* [Work to complete]: Transcribe each of the records below exactly, excluding all pictures.

= = = = = = =

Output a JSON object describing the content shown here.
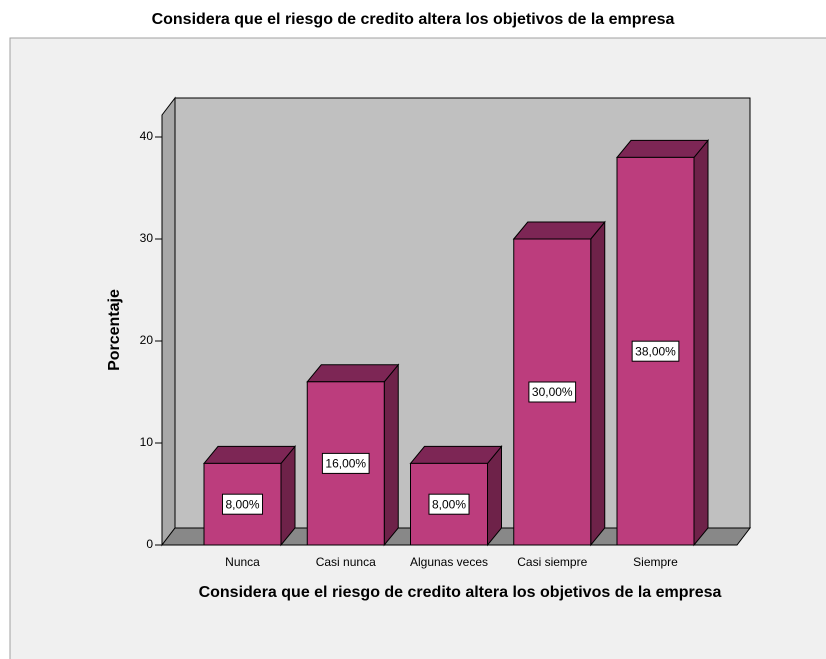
{
  "chart_data": {
    "type": "bar3d",
    "title": "Considera que el riesgo de credito altera los objetivos de la empresa",
    "x_label": "Considera que el riesgo de credito altera los objetivos de la empresa",
    "y_label": "Porcentaje",
    "categories": [
      "Nunca",
      "Casi nunca",
      "Algunas veces",
      "Casi siempre",
      "Siempre"
    ],
    "values": [
      8,
      16,
      8,
      30,
      38
    ],
    "value_labels": [
      "8,00%",
      "16,00%",
      "8,00%",
      "30,00%",
      "38,00%"
    ],
    "color": "#bc3d7d",
    "ylim": [
      0,
      44
    ],
    "yticks": [
      0,
      10,
      20,
      30,
      40
    ]
  }
}
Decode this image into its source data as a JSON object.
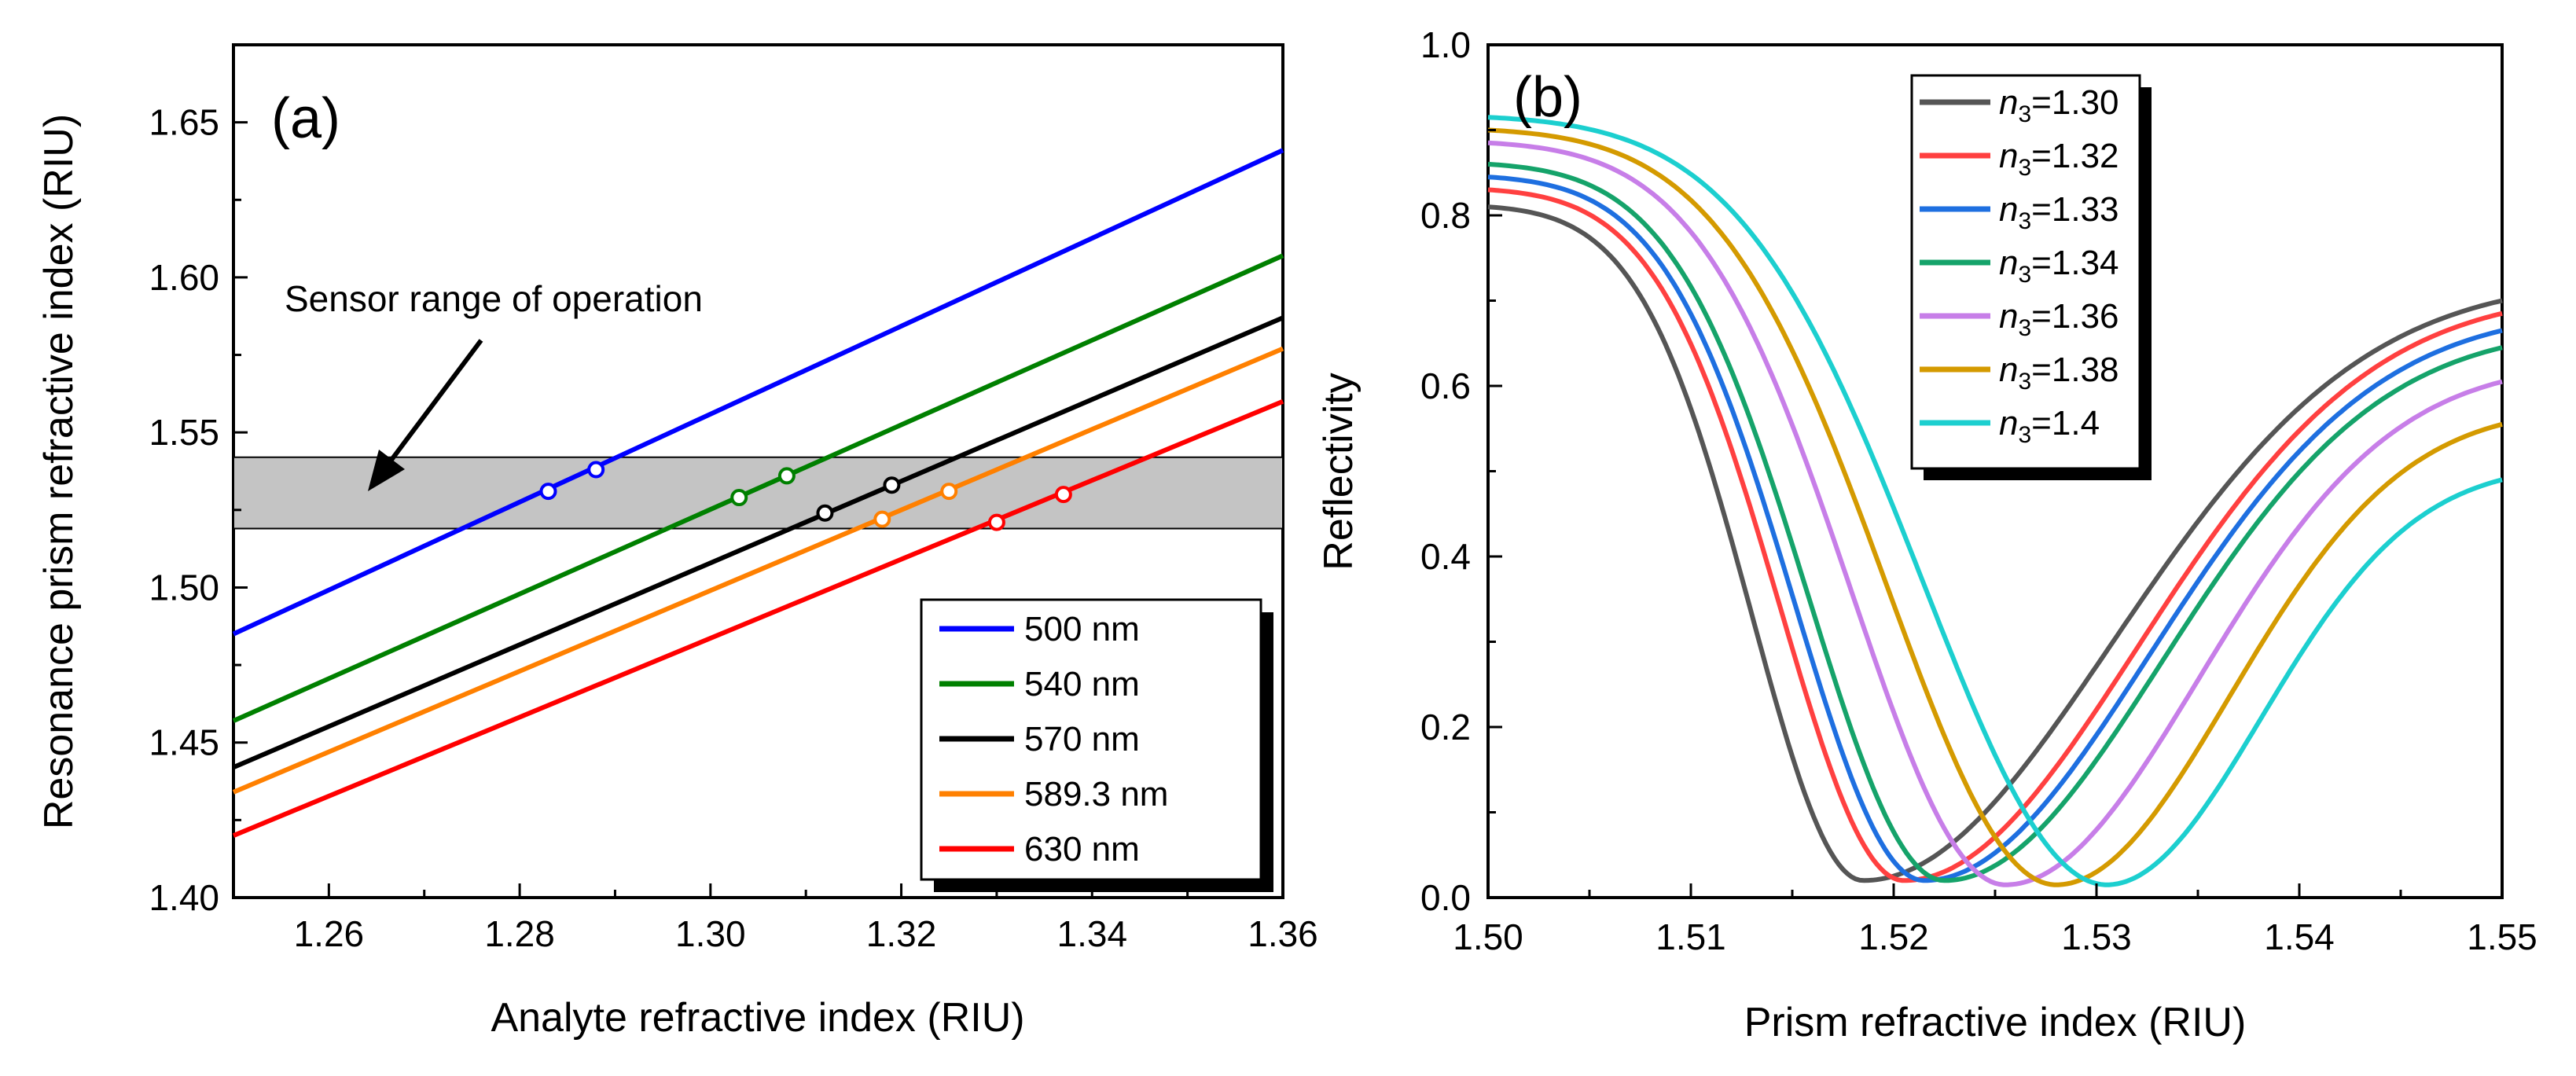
{
  "chart_data": [
    {
      "type": "line",
      "panel_label": "(a)",
      "xlabel": "Analyte refractive index (RIU)",
      "ylabel": "Resonance prism refractive index  (RIU)",
      "xlim": [
        1.25,
        1.36
      ],
      "ylim": [
        1.4,
        1.675
      ],
      "xticks": [
        1.26,
        1.28,
        1.3,
        1.32,
        1.34,
        1.36
      ],
      "xtick_labels": [
        "1.26",
        "1.28",
        "1.30",
        "1.32",
        "1.34",
        "1.36"
      ],
      "yticks": [
        1.4,
        1.45,
        1.5,
        1.55,
        1.6,
        1.65
      ],
      "ytick_labels": [
        "1.40",
        "1.45",
        "1.50",
        "1.55",
        "1.60",
        "1.65"
      ],
      "annotation": "Sensor range of operation",
      "band": [
        1.519,
        1.542
      ],
      "legend_position": "bottom-right",
      "series": [
        {
          "name": "500 nm",
          "color": "#0000ff",
          "x": [
            1.25,
            1.36
          ],
          "y": [
            1.485,
            1.641
          ],
          "markers": [
            [
              1.283,
              1.531
            ],
            [
              1.288,
              1.538
            ]
          ]
        },
        {
          "name": "540 nm",
          "color": "#008000",
          "x": [
            1.25,
            1.36
          ],
          "y": [
            1.457,
            1.607
          ],
          "markers": [
            [
              1.303,
              1.529
            ],
            [
              1.308,
              1.536
            ]
          ]
        },
        {
          "name": "570 nm",
          "color": "#000000",
          "x": [
            1.25,
            1.36
          ],
          "y": [
            1.442,
            1.587
          ],
          "markers": [
            [
              1.312,
              1.524
            ],
            [
              1.319,
              1.533
            ]
          ]
        },
        {
          "name": "589.3 nm",
          "color": "#ff8000",
          "x": [
            1.25,
            1.36
          ],
          "y": [
            1.434,
            1.577
          ],
          "markers": [
            [
              1.318,
              1.522
            ],
            [
              1.325,
              1.531
            ]
          ]
        },
        {
          "name": "630 nm",
          "color": "#ff0000",
          "x": [
            1.25,
            1.36
          ],
          "y": [
            1.42,
            1.56
          ],
          "markers": [
            [
              1.33,
              1.521
            ],
            [
              1.337,
              1.53
            ]
          ]
        }
      ]
    },
    {
      "type": "line",
      "panel_label": "(b)",
      "xlabel": "Prism refractive index (RIU)",
      "ylabel": "Reflectivity",
      "xlim": [
        1.5,
        1.55
      ],
      "ylim": [
        0.0,
        1.0
      ],
      "xticks": [
        1.5,
        1.51,
        1.52,
        1.53,
        1.54,
        1.55
      ],
      "xtick_labels": [
        "1.50",
        "1.51",
        "1.52",
        "1.53",
        "1.54",
        "1.55"
      ],
      "yticks": [
        0.0,
        0.2,
        0.4,
        0.6,
        0.8,
        1.0
      ],
      "ytick_labels": [
        "0.0",
        "0.2",
        "0.4",
        "0.6",
        "0.8",
        "1.0"
      ],
      "legend_position": "top-center",
      "legend_symbol": "n",
      "legend_subscript": "3",
      "series": [
        {
          "name": "=1.30",
          "color": "#555555",
          "start": 0.81,
          "dip_x": 1.5185,
          "dip_y": 0.02,
          "end": 0.7
        },
        {
          "name": "=1.32",
          "color": "#ff4040",
          "start": 0.83,
          "dip_x": 1.5205,
          "dip_y": 0.02,
          "end": 0.685
        },
        {
          "name": "=1.33",
          "color": "#1e6fe0",
          "start": 0.845,
          "dip_x": 1.5215,
          "dip_y": 0.02,
          "end": 0.665
        },
        {
          "name": "=1.34",
          "color": "#15a36a",
          "start": 0.86,
          "dip_x": 1.5225,
          "dip_y": 0.02,
          "end": 0.645
        },
        {
          "name": "=1.36",
          "color": "#c77ee8",
          "start": 0.885,
          "dip_x": 1.5255,
          "dip_y": 0.015,
          "end": 0.605
        },
        {
          "name": "=1.38",
          "color": "#d49a00",
          "start": 0.9,
          "dip_x": 1.528,
          "dip_y": 0.015,
          "end": 0.555
        },
        {
          "name": "=1.4",
          "color": "#1ccfcf",
          "start": 0.915,
          "dip_x": 1.5305,
          "dip_y": 0.015,
          "end": 0.49
        }
      ]
    }
  ]
}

= = = = = = =

* [Expected answer]:
Output a JSON object describing the content shown here.
{
  "chart_data": {
    "type": "bar3d",
    "title": "Considera que el riesgo de credito altera los objetivos de la empresa",
    "x_label": "Considera que el riesgo de credito altera los objetivos de la empresa",
    "y_label": "Porcentaje",
    "categories": [
      "Nunca",
      "Casi nunca",
      "Algunas veces",
      "Casi siempre",
      "Siempre"
    ],
    "values": [
      8,
      16,
      8,
      30,
      38
    ],
    "value_labels": [
      "8,00%",
      "16,00%",
      "8,00%",
      "30,00%",
      "38,00%"
    ],
    "color": "#bc3d7d",
    "ylim": [
      0,
      44
    ],
    "yticks": [
      0,
      10,
      20,
      30,
      40
    ]
  }
}
Decode this image into its source data as a JSON object.
{
  "chart_data": [
    {
      "type": "line",
      "panel_label": "(a)",
      "xlabel": "Analyte refractive index (RIU)",
      "ylabel": "Resonance prism refractive index  (RIU)",
      "xlim": [
        1.25,
        1.36
      ],
      "ylim": [
        1.4,
        1.675
      ],
      "xticks": [
        1.26,
        1.28,
        1.3,
        1.32,
        1.34,
        1.36
      ],
      "xtick_labels": [
        "1.26",
        "1.28",
        "1.30",
        "1.32",
        "1.34",
        "1.36"
      ],
      "yticks": [
        1.4,
        1.45,
        1.5,
        1.55,
        1.6,
        1.65
      ],
      "ytick_labels": [
        "1.40",
        "1.45",
        "1.50",
        "1.55",
        "1.60",
        "1.65"
      ],
      "annotation": "Sensor range of operation",
      "band": [
        1.519,
        1.542
      ],
      "legend_position": "bottom-right",
      "series": [
        {
          "name": "500 nm",
          "color": "#0000ff",
          "x": [
            1.25,
            1.36
          ],
          "y": [
            1.485,
            1.641
          ],
          "markers": [
            [
              1.283,
              1.531
            ],
            [
              1.288,
              1.538
            ]
          ]
        },
        {
          "name": "540 nm",
          "color": "#008000",
          "x": [
            1.25,
            1.36
          ],
          "y": [
            1.457,
            1.607
          ],
          "markers": [
            [
              1.303,
              1.529
            ],
            [
              1.308,
              1.536
            ]
          ]
        },
        {
          "name": "570 nm",
          "color": "#000000",
          "x": [
            1.25,
            1.36
          ],
          "y": [
            1.442,
            1.587
          ],
          "markers": [
            [
              1.312,
              1.524
            ],
            [
              1.319,
              1.533
            ]
          ]
        },
        {
          "name": "589.3 nm",
          "color": "#ff8000",
          "x": [
            1.25,
            1.36
          ],
          "y": [
            1.434,
            1.577
          ],
          "markers": [
            [
              1.318,
              1.522
            ],
            [
              1.325,
              1.531
            ]
          ]
        },
        {
          "name": "630 nm",
          "color": "#ff0000",
          "x": [
            1.25,
            1.36
          ],
          "y": [
            1.42,
            1.56
          ],
          "markers": [
            [
              1.33,
              1.521
            ],
            [
              1.337,
              1.53
            ]
          ]
        }
      ]
    },
    {
      "type": "line",
      "panel_label": "(b)",
      "xlabel": "Prism refractive index (RIU)",
      "ylabel": "Reflectivity",
      "xlim": [
        1.5,
        1.55
      ],
      "ylim": [
        0.0,
        1.0
      ],
      "xticks": [
        1.5,
        1.51,
        1.52,
        1.53,
        1.54,
        1.55
      ],
      "xtick_labels": [
        "1.50",
        "1.51",
        "1.52",
        "1.53",
        "1.54",
        "1.55"
      ],
      "yticks": [
        0.0,
        0.2,
        0.4,
        0.6,
        0.8,
        1.0
      ],
      "ytick_labels": [
        "0.0",
        "0.2",
        "0.4",
        "0.6",
        "0.8",
        "1.0"
      ],
      "legend_position": "top-center",
      "legend_symbol": "n",
      "legend_subscript": "3",
      "series": [
        {
          "name": "=1.30",
          "color": "#555555",
          "start": 0.81,
          "dip_x": 1.5185,
          "dip_y": 0.02,
          "end": 0.7
        },
        {
          "name": "=1.32",
          "color": "#ff4040",
          "start": 0.83,
          "dip_x": 1.5205,
          "dip_y": 0.02,
          "end": 0.685
        },
        {
          "name": "=1.33",
          "color": "#1e6fe0",
          "start": 0.845,
          "dip_x": 1.5215,
          "dip_y": 0.02,
          "end": 0.665
        },
        {
          "name": "=1.34",
          "color": "#15a36a",
          "start": 0.86,
          "dip_x": 1.5225,
          "dip_y": 0.02,
          "end": 0.645
        },
        {
          "name": "=1.36",
          "color": "#c77ee8",
          "start": 0.885,
          "dip_x": 1.5255,
          "dip_y": 0.015,
          "end": 0.605
        },
        {
          "name": "=1.38",
          "color": "#d49a00",
          "start": 0.9,
          "dip_x": 1.528,
          "dip_y": 0.015,
          "end": 0.555
        },
        {
          "name": "=1.4",
          "color": "#1ccfcf",
          "start": 0.915,
          "dip_x": 1.5305,
          "dip_y": 0.015,
          "end": 0.49
        }
      ]
    }
  ]
}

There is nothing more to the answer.